__GOAL__: Word for word, restate every line of the material.

◆ ◆ ◆ ◆ ◆ ◆ ◆

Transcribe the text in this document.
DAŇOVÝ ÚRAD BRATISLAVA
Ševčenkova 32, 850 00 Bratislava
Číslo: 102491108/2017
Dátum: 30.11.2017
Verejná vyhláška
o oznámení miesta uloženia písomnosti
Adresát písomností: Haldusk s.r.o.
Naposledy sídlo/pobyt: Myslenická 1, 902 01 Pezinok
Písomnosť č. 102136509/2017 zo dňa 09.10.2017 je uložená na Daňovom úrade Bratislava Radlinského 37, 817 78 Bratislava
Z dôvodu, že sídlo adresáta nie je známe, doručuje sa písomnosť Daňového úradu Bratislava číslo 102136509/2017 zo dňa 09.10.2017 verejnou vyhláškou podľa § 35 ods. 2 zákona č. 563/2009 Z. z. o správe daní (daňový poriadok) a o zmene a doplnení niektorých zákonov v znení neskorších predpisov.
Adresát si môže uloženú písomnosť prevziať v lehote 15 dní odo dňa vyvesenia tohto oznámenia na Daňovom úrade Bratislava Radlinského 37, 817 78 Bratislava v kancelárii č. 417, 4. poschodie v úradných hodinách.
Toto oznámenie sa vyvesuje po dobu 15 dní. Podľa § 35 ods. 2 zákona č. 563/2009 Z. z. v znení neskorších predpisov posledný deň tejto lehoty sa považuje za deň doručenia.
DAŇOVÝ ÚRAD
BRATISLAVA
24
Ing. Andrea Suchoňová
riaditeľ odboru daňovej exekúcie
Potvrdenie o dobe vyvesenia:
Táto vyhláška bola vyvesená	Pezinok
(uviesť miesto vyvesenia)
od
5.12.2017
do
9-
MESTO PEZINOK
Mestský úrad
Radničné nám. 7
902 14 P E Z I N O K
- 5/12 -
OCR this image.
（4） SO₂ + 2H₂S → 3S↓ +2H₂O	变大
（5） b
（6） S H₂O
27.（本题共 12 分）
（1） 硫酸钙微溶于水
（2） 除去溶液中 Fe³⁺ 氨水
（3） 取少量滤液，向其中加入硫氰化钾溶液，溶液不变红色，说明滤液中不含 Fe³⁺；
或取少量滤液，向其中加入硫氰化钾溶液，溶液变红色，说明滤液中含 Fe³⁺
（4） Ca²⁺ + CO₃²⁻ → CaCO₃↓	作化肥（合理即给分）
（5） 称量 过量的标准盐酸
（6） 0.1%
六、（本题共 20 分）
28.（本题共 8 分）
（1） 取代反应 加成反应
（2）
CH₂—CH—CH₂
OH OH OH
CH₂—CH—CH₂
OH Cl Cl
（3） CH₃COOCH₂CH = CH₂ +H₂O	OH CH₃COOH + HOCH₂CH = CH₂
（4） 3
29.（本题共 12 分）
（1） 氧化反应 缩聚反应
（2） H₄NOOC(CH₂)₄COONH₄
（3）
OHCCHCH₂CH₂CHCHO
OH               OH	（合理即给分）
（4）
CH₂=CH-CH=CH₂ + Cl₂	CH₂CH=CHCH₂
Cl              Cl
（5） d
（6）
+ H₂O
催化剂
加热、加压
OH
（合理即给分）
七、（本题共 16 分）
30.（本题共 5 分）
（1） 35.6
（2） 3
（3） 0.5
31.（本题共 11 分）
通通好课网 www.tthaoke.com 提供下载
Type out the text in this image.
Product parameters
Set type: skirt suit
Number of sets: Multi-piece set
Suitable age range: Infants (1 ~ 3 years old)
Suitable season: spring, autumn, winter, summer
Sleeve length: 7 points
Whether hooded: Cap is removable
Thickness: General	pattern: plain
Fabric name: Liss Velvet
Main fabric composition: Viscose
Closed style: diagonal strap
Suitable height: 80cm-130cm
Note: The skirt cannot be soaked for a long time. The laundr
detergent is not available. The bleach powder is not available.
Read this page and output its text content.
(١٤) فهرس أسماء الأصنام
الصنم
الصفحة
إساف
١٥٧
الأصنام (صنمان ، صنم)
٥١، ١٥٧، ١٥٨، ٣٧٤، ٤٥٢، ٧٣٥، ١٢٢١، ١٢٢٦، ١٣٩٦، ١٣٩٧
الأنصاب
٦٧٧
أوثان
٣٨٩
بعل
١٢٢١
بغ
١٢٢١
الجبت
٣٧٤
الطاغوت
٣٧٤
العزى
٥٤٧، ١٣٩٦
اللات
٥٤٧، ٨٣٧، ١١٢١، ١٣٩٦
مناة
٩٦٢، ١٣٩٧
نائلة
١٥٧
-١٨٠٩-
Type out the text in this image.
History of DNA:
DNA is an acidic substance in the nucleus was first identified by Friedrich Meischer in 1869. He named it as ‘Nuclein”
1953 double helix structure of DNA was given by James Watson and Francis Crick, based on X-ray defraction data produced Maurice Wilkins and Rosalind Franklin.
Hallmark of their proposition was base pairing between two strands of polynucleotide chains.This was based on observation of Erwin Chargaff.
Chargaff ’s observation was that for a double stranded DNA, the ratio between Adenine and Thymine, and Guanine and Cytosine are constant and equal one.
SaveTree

◆ ◆ ◆ ◆ ◆ ◆ ◆

__SOLVED EXERCISE__:
Transcribe the text in this document.
DAŇOVÝ ÚRAD BRATISLAVA
Ševčenkova 32, 850 00 Bratislava
Číslo: 102491108/2017
Dátum: 30.11.2017
Verejná vyhláška
o oznámení miesta uloženia písomnosti
Adresát písomností: Haldusk s.r.o.
Naposledy sídlo/pobyt: Myslenická 1, 902 01 Pezinok
Písomnosť č. 102136509/2017 zo dňa 09.10.2017 je uložená na Daňovom úrade Bratislava Radlinského 37, 817 78 Bratislava
Z dôvodu, že sídlo adresáta nie je známe, doručuje sa písomnosť Daňového úradu Bratislava číslo 102136509/2017 zo dňa 09.10.2017 verejnou vyhláškou podľa § 35 ods. 2 zákona č. 563/2009 Z. z. o správe daní (daňový poriadok) a o zmene a doplnení niektorých zákonov v znení neskorších predpisov.
Adresát si môže uloženú písomnosť prevziať v lehote 15 dní odo dňa vyvesenia tohto oznámenia na Daňovom úrade Bratislava Radlinského 37, 817 78 Bratislava v kancelárii č. 417, 4. poschodie v úradných hodinách.
Toto oznámenie sa vyvesuje po dobu 15 dní. Podľa § 35 ods. 2 zákona č. 563/2009 Z. z. v znení neskorších predpisov posledný deň tejto lehoty sa považuje za deň doručenia.
DAŇOVÝ ÚRAD
BRATISLAVA
24
Ing. Andrea Suchoňová
riaditeľ odboru daňovej exekúcie
Potvrdenie o dobe vyvesenia:
Táto vyhláška bola vyvesená	Pezinok
(uviesť miesto vyvesenia)
od
5.12.2017
do
9-
MESTO PEZINOK
Mestský úrad
Radničné nám. 7
902 14 P E Z I N O K
- 5/12 -
OCR this image.
（4） SO₂ + 2H₂S → 3S↓ +2H₂O	变大
（5） b
（6） S H₂O
27.（本题共 12 分）
（1） 硫酸钙微溶于水
（2） 除去溶液中 Fe³⁺ 氨水
（3） 取少量滤液，向其中加入硫氰化钾溶液，溶液不变红色，说明滤液中不含 Fe³⁺；
或取少量滤液，向其中加入硫氰化钾溶液，溶液变红色，说明滤液中含 Fe³⁺
（4） Ca²⁺ + CO₃²⁻ → CaCO₃↓	作化肥（合理即给分）
（5） 称量 过量的标准盐酸
（6） 0.1%
六、（本题共 20 分）
28.（本题共 8 分）
（1） 取代反应 加成反应
（2）
CH₂—CH—CH₂
OH OH OH
CH₂—CH—CH₂
OH Cl Cl
（3） CH₃COOCH₂CH = CH₂ +H₂O	OH CH₃COOH + HOCH₂CH = CH₂
（4） 3
29.（本题共 12 分）
（1） 氧化反应 缩聚反应
（2） H₄NOOC(CH₂)₄COONH₄
（3）
OHCCHCH₂CH₂CHCHO
OH               OH	（合理即给分）
（4）
CH₂=CH-CH=CH₂ + Cl₂	CH₂CH=CHCH₂
Cl              Cl
（5） d
（6）
+ H₂O
催化剂
加热、加压
OH
（合理即给分）
七、（本题共 16 分）
30.（本题共 5 分）
（1） 35.6
（2） 3
（3） 0.5
31.（本题共 11 分）
通通好课网 www.tthaoke.com 提供下载
Type out the text in this image.
Product parameters
Set type: skirt suit
Number of sets: Multi-piece set
Suitable age range: Infants (1 ~ 3 years old)
Suitable season: spring, autumn, winter, summer
Sleeve length: 7 points
Whether hooded: Cap is removable
Thickness: General	pattern: plain
Fabric name: Liss Velvet
Main fabric composition: Viscose
Closed style: diagonal strap
Suitable height: 80cm-130cm
Note: The skirt cannot be soaked for a long time. The laundr
detergent is not available. The bleach powder is not available.
Read this page and output its text content.
(١٤) فهرس أسماء الأصنام
الصنم
الصفحة
إساف
١٥٧
الأصنام (صنمان ، صنم)
٥١، ١٥٧، ١٥٨، ٣٧٤، ٤٥٢، ٧٣٥، ١٢٢١، ١٢٢٦، ١٣٩٦، ١٣٩٧
الأنصاب
٦٧٧
أوثان
٣٨٩
بعل
١٢٢١
بغ
١٢٢١
الجبت
٣٧٤
الطاغوت
٣٧٤
العزى
٥٤٧، ١٣٩٦
اللات
٥٤٧، ٨٣٧، ١١٢١، ١٣٩٦
مناة
٩٦٢، ١٣٩٧
نائلة
١٥٧
-١٨٠٩-
Type out the text in this image.
History of DNA:
DNA is an acidic substance in the nucleus was first identified by Friedrich Meischer in 1869. He named it as ‘Nuclein”
1953 double helix structure of DNA was given by James Watson and Francis Crick, based on X-ray defraction data produced Maurice Wilkins and Rosalind Franklin.
Hallmark of their proposition was base pairing between two strands of polynucleotide chains.This was based on observation of Erwin Chargaff.
Chargaff ’s observation was that for a double stranded DNA, the ratio between Adenine and Thymine, and Guanine and Cytosine are constant and equal one.
SaveTree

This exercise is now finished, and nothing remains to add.